→ **Exercise prompt**
Return the material word for word. Do not include the pictures.

→ **Data for the task**

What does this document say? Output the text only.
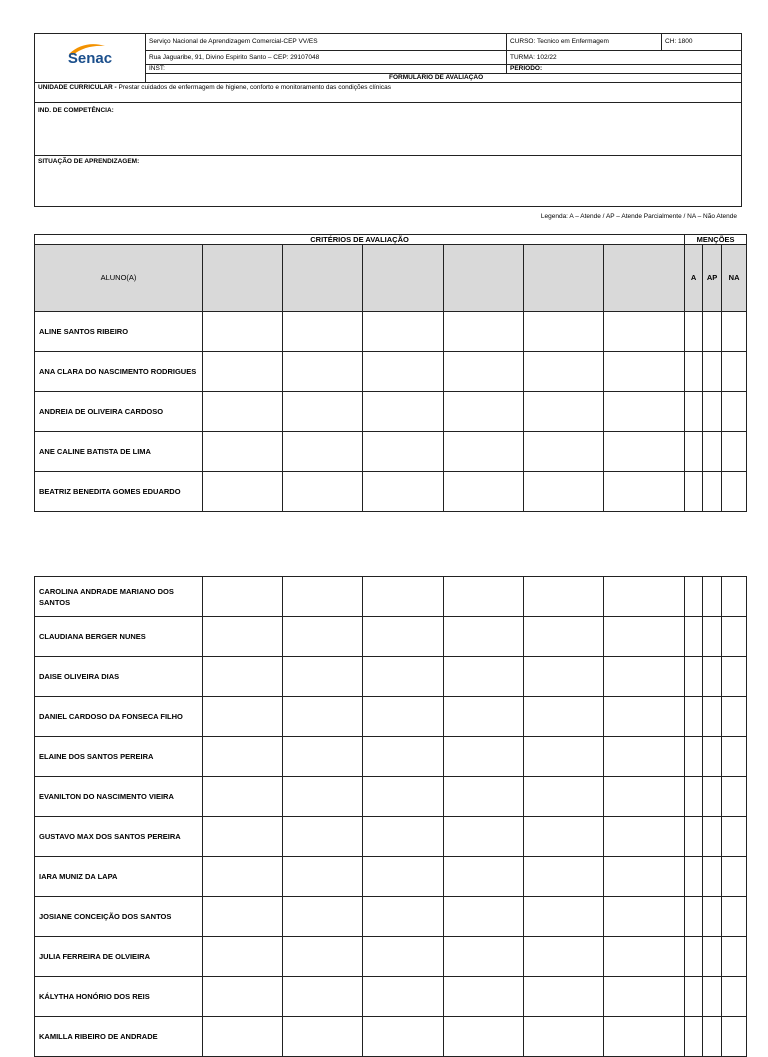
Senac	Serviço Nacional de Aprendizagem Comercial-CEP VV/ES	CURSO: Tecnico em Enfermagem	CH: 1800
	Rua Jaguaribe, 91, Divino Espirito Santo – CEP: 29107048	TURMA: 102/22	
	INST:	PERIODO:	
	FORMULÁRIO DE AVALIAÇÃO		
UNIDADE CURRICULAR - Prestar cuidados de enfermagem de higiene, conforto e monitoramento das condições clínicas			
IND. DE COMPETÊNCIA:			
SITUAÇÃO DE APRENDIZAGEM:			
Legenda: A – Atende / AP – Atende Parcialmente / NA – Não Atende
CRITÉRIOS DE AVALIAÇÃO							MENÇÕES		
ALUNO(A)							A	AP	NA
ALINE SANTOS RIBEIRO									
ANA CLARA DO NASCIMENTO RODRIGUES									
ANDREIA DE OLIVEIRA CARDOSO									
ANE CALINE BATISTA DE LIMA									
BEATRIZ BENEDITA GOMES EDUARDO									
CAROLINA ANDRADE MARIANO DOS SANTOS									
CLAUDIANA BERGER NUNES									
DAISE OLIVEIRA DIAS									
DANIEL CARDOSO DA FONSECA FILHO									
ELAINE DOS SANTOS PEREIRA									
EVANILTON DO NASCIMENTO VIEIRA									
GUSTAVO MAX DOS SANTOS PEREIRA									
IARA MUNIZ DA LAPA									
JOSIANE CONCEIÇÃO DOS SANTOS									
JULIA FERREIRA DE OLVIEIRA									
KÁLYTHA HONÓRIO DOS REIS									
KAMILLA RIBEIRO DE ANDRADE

→ **The result**
What does this document say? Output the text only.
Senac	Serviço Nacional de Aprendizagem Comercial-CEP VV/ES	CURSO: Tecnico em Enfermagem	CH: 1800
	Rua Jaguaribe, 91, Divino Espirito Santo – CEP: 29107048	TURMA: 102/22	
	INST:	PERIODO:	
	FORMULÁRIO DE AVALIAÇÃO		
UNIDADE CURRICULAR - Prestar cuidados de enfermagem de higiene, conforto e monitoramento das condições clínicas			
IND. DE COMPETÊNCIA:			
SITUAÇÃO DE APRENDIZAGEM:			
Legenda: A – Atende / AP – Atende Parcialmente / NA – Não Atende
CRITÉRIOS DE AVALIAÇÃO							MENÇÕES		
ALUNO(A)							A	AP	NA
ALINE SANTOS RIBEIRO									
ANA CLARA DO NASCIMENTO RODRIGUES									
ANDREIA DE OLIVEIRA CARDOSO									
ANE CALINE BATISTA DE LIMA									
BEATRIZ BENEDITA GOMES EDUARDO									
CAROLINA ANDRADE MARIANO DOS SANTOS									
CLAUDIANA BERGER NUNES									
DAISE OLIVEIRA DIAS									
DANIEL CARDOSO DA FONSECA FILHO									
ELAINE DOS SANTOS PEREIRA									
EVANILTON DO NASCIMENTO VIEIRA									
GUSTAVO MAX DOS SANTOS PEREIRA									
IARA MUNIZ DA LAPA									
JOSIANE CONCEIÇÃO DOS SANTOS									
JULIA FERREIRA DE OLVIEIRA									
KÁLYTHA HONÓRIO DOS REIS									
KAMILLA RIBEIRO DE ANDRADE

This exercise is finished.